Help for package csa

Title:

A Cross-Scale Analysis Tool for Model-Observation Visualization and Integration

Version:

0.7.1

Description:

Integration of Earth system data from various sources is a challenging task. Except for their qualitative heterogeneity, different data records exist for describing similar Earth system process at different spatio-temporal scales. Data inter-comparison and validation are usually performed at a single spatial or temporal scale, which could hamper the identification of potential discrepancies in other scales. 'csa' package offers a simple, yet efficient, graphical method for synthesizing and comparing observed and modelled data across a range of spatio-temporal scales. Instead of focusing at specific scales, such as annual means or original grid resolution, we examine how their statistical properties change across spatio-temporal continuum.

Depends:

R (≥ 3.4.0)

Imports:

grDevices, stats, ggplot2, data.table, scales, reshape2, moments, Lmoments, foreach, ggpubr, raster, doParallel, parallel

License:

GPL-2

Encoding:

UTF-8

LazyData:

true

URL:

https://github.com/imarkonis/csa

BugReports:

https://github.com/imarkonis/csa/issues

RoxygenNote:

7.2.3

Suggests:

testthat (≥ 2.1.0), colorspace

NeedsCompilation:

Packaged:

2023-10-23 15:21:23 UTC; mirovago

Author:

Yannis Markonis [aut, cre], Christoforos Pappas [aut], Mijael Vargas [ctb], Simon Papalexiou [ctb], Martin Hanel [ctb]

Maintainer:

Yannis Markonis <imarkonis@gmail.com>

Repository:

CRAN

Date/Publication:

2023-10-24 13:40:11 UTC

Simulation data (CNRM)

Description

Model cnrm-cm3; scenario 20c3m; variable pr. 24 h 2.8 degree x 2.8 degree for Holland at daily time step for period 1961-01-01 to 2000-12-31. Spatial Region: 1 grid cell at latitude: 51.625, longitude: 5.625

Usage

data(cnrm_nl)

Format

An object of class data.table (inherits from data.frame) with 14610 rows and 2 columns.

Source

KNMI explorer

Examples

str(cnrm_nl)

Estimate and print the temporal CSA plot

Description

The function csa computes (and by default plots) the aggregation curve of a given statistic in a single dimension, e.g., time.

Usage

csa(
  x,
  stat = "var",
  std = TRUE,
  threshold = 30,
  plot = TRUE,
  fast = FALSE,
  chk = FALSE,
  ...
)

Arguments

x

A numeric vector.

stat

The statistic which will be estimated across the cross-scale continuum. Suitable options are:

"var" for variance,
"sd" for standard deviation,
"skew" for skewness,
"kurt" for kurtosis,
"l2" for L-scale,
"t2" for coefficient of L-variation,
"t3" for L-skewness,
"t4" for L-kurtosis.

# WHAT IS NEEDED:
According to the csa package help page, what default value does the csa function give the threshold argument? The listing that comes next is separate material and is not part of the csa package help page.

# EXTRACTED ENTRIES:
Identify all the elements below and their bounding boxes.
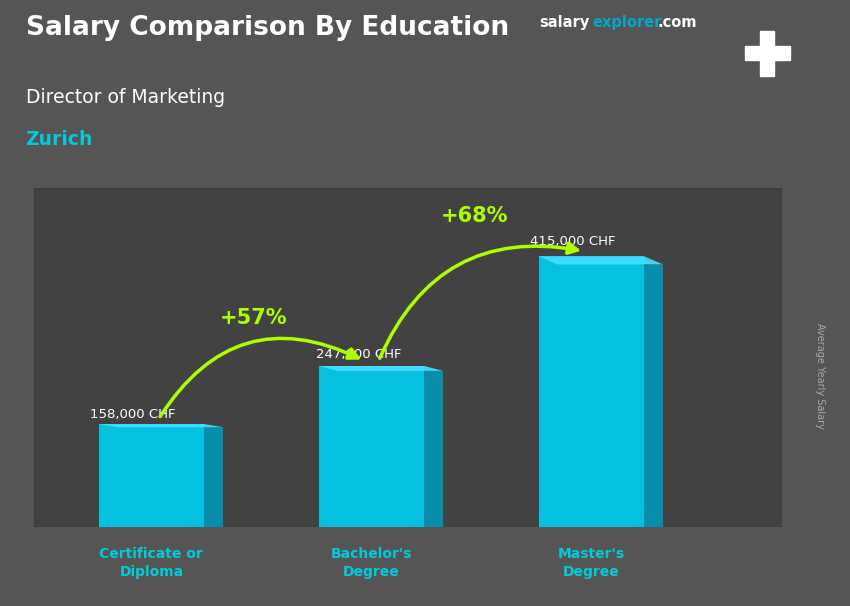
- Text: 247,000 CHF: 247,000 CHF: [315, 348, 401, 361]
- Text: Director of Marketing: Director of Marketing: [26, 88, 224, 107]
- Bar: [644, 264, 663, 527]
- Bar: [34, 188, 782, 527]
- Bar: [204, 427, 224, 527]
- Bar: [319, 366, 424, 527]
- Bar: [760, 30, 774, 76]
- Text: +68%: +68%: [440, 206, 507, 226]
- Text: Average Yearly Salary: Average Yearly Salary: [815, 323, 825, 428]
- Text: Certificate or
Diploma: Certificate or Diploma: [99, 547, 203, 579]
- Text: +57%: +57%: [220, 308, 288, 328]
- Bar: [424, 371, 443, 527]
- Text: Zurich: Zurich: [26, 130, 93, 149]
- Polygon shape: [319, 366, 443, 371]
- Text: salary: salary: [540, 15, 590, 30]
- Text: .com: .com: [657, 15, 696, 30]
- Text: 158,000 CHF: 158,000 CHF: [90, 408, 175, 421]
- Text: Bachelor's
Degree: Bachelor's Degree: [331, 547, 412, 579]
- Text: Salary Comparison By Education: Salary Comparison By Education: [26, 15, 508, 41]
- Text: 415,000 CHF: 415,000 CHF: [530, 235, 615, 248]
- Text: explorer: explorer: [592, 15, 662, 30]
- Polygon shape: [539, 256, 663, 264]
- Bar: [745, 45, 790, 61]
- Text: Master's
Degree: Master's Degree: [558, 547, 625, 579]
- Bar: [539, 256, 644, 527]
- Bar: [99, 424, 204, 527]
- Polygon shape: [99, 424, 224, 427]
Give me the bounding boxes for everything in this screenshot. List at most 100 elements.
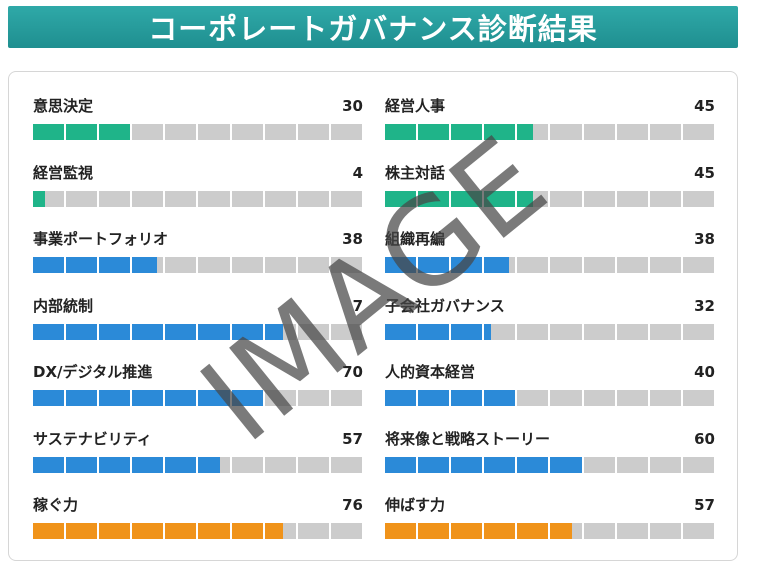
- progress-segment: [297, 257, 329, 273]
- progress-fill: [33, 190, 46, 207]
- progress-fill: [66, 390, 98, 406]
- metric-value: 32: [694, 296, 715, 315]
- progress-fill: [385, 257, 417, 273]
- progress-fill: [231, 323, 263, 340]
- metric-progress-bar: [385, 124, 714, 140]
- progress-segment: [33, 390, 65, 406]
- metric-progress-bar: [33, 323, 362, 340]
- progress-segment: [418, 523, 450, 539]
- metric-label: 人的資本経営: [385, 363, 476, 381]
- progress-segment: [682, 456, 714, 473]
- progress-segment: [451, 523, 483, 539]
- progress-segment: [385, 190, 417, 207]
- progress-segment: [451, 190, 483, 207]
- progress-segment: [165, 190, 197, 207]
- metric-label: 事業ポートフォリオ: [33, 230, 169, 248]
- progress-segment: [616, 523, 648, 539]
- progress-segment: [132, 190, 164, 207]
- progress-segment: [66, 257, 98, 273]
- metric-value: 45: [694, 97, 715, 115]
- progress-segment: [264, 390, 296, 406]
- progress-fill: [66, 257, 98, 273]
- metric-item: 内部統制 7: [33, 295, 363, 345]
- progress-fill: [484, 190, 516, 207]
- progress-segment: [385, 390, 417, 406]
- progress-segment: [99, 456, 131, 473]
- progress-segment: [33, 323, 65, 340]
- progress-segment: [418, 390, 450, 406]
- progress-fill: [484, 456, 516, 473]
- metric-item: 稼ぐ力 76: [33, 494, 363, 544]
- metric-progress-bar: [33, 190, 362, 207]
- metric-item: 意思決定 30: [33, 95, 363, 145]
- progress-segment: [264, 456, 296, 473]
- progress-fill: [66, 124, 98, 140]
- progress-segment: [550, 456, 582, 473]
- progress-fill: [231, 390, 263, 406]
- progress-segment: [583, 257, 615, 273]
- progress-segment: [583, 323, 615, 340]
- progress-segment: [583, 124, 615, 140]
- progress-fill: [99, 257, 131, 273]
- progress-segment: [33, 124, 65, 140]
- progress-fill: [517, 456, 549, 473]
- progress-fill: [418, 456, 450, 473]
- progress-segment: [649, 323, 681, 340]
- metric-value: 57: [342, 429, 363, 448]
- progress-segment: [616, 390, 648, 406]
- progress-segment: [484, 257, 516, 273]
- progress-fill: [33, 257, 65, 273]
- progress-segment: [66, 190, 98, 207]
- metric-progress-bar: [33, 390, 362, 406]
- progress-segment: [451, 124, 483, 140]
- metric-value: 7: [352, 296, 363, 315]
- progress-segment: [231, 323, 263, 340]
- metric-header: 子会社ガバナンス 32: [385, 295, 715, 319]
- progress-segment: [649, 523, 681, 539]
- metric-item: 事業ポートフォリオ 38: [33, 228, 363, 278]
- progress-segment: [451, 390, 483, 406]
- progress-segment: [616, 323, 648, 340]
- metric-progress-bar: [385, 390, 714, 406]
- progress-segment: [649, 390, 681, 406]
- progress-segment: [484, 456, 516, 473]
- progress-segment: [330, 257, 362, 273]
- progress-segment: [165, 390, 197, 406]
- progress-segment: [231, 390, 263, 406]
- progress-segment: [418, 257, 450, 273]
- title-banner: コーポレートガバナンス診断結果: [8, 6, 738, 48]
- progress-fill: [418, 390, 450, 406]
- progress-fill: [451, 523, 483, 539]
- metric-progress-bar: [33, 257, 362, 273]
- metric-value: 40: [694, 363, 715, 381]
- progress-fill: [484, 523, 516, 539]
- progress-segment: [198, 124, 230, 140]
- progress-segment: [616, 190, 648, 207]
- progress-segment: [297, 456, 329, 473]
- progress-segment: [682, 257, 714, 273]
- progress-fill: [451, 390, 483, 406]
- metric-item: サステナビリティ 57: [33, 428, 363, 478]
- metric-header: 経営監視 4: [33, 162, 363, 186]
- metric-item: 株主対話 45: [385, 162, 715, 212]
- progress-segment: [231, 456, 263, 473]
- progress-fill: [231, 523, 263, 539]
- progress-fill: [484, 257, 510, 273]
- progress-fill: [99, 390, 131, 406]
- progress-fill: [517, 523, 549, 539]
- progress-segment: [385, 523, 417, 539]
- progress-segment: [330, 323, 362, 340]
- metric-header: サステナビリティ 57: [33, 428, 363, 452]
- progress-fill: [165, 523, 197, 539]
- progress-fill: [99, 124, 131, 140]
- metric-progress-bar: [385, 523, 714, 539]
- metric-header: 意思決定 30: [33, 95, 363, 119]
- progress-segment: [132, 323, 164, 340]
- progress-segment: [264, 523, 296, 539]
- progress-segment: [385, 323, 417, 340]
- progress-segment: [231, 190, 263, 207]
- progress-segment: [418, 190, 450, 207]
- progress-segment: [198, 257, 230, 273]
- progress-segment: [330, 523, 362, 539]
- progress-segment: [330, 390, 362, 406]
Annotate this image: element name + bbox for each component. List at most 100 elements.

# CORRECT RESULT:
30